◆ Exercise instructions ◆
Copy the following lines word for word, keeping every one of them.

◆ Entries supplied ◆
......

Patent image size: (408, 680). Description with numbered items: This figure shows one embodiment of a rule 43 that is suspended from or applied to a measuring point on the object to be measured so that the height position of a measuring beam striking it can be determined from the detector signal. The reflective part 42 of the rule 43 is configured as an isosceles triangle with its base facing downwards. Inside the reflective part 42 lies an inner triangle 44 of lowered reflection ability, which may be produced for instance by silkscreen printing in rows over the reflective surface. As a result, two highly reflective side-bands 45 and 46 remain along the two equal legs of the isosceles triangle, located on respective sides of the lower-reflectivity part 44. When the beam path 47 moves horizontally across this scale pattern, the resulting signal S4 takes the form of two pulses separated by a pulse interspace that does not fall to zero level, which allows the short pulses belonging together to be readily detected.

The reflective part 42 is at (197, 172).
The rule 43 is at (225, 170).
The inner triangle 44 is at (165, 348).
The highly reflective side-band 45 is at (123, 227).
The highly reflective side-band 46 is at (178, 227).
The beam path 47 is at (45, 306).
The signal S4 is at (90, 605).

......

◆ Complete answer ◆
Patent image size: (408, 680). Description with numbered items: This figure shows one embodiment of a rule 43 that is suspended from or applied to a measuring point on the object to be measured so that the height position of a measuring beam striking it can be determined from the detector signal. The reflective part 42 of the rule 43 is configured as an isosceles triangle with its base facing downwards. Inside the reflective part 42 lies an inner triangle 44 of lowered reflection ability, which may be produced for instance by silkscreen printing in rows over the reflective surface. As a result, two highly reflective side-bands 45 and 46 remain along the two equal legs of the isosceles triangle, located on respective sides of the lower-reflectivity part 44. When the beam path 47 moves horizontally across this scale pattern, the resulting signal S4 takes the form of two pulses separated by a pulse interspace that does not fall to zero level, which allows the short pulses belonging together to be readily detected.

The reflective part 42 is at (197, 172).
The rule 43 is at (225, 170).
The inner triangle 44 is at (165, 348).
The highly reflective side-band 45 is at (123, 227).
The highly reflective side-band 46 is at (178, 227).
The beam path 47 is at (45, 306).
The signal S4 is at (90, 605).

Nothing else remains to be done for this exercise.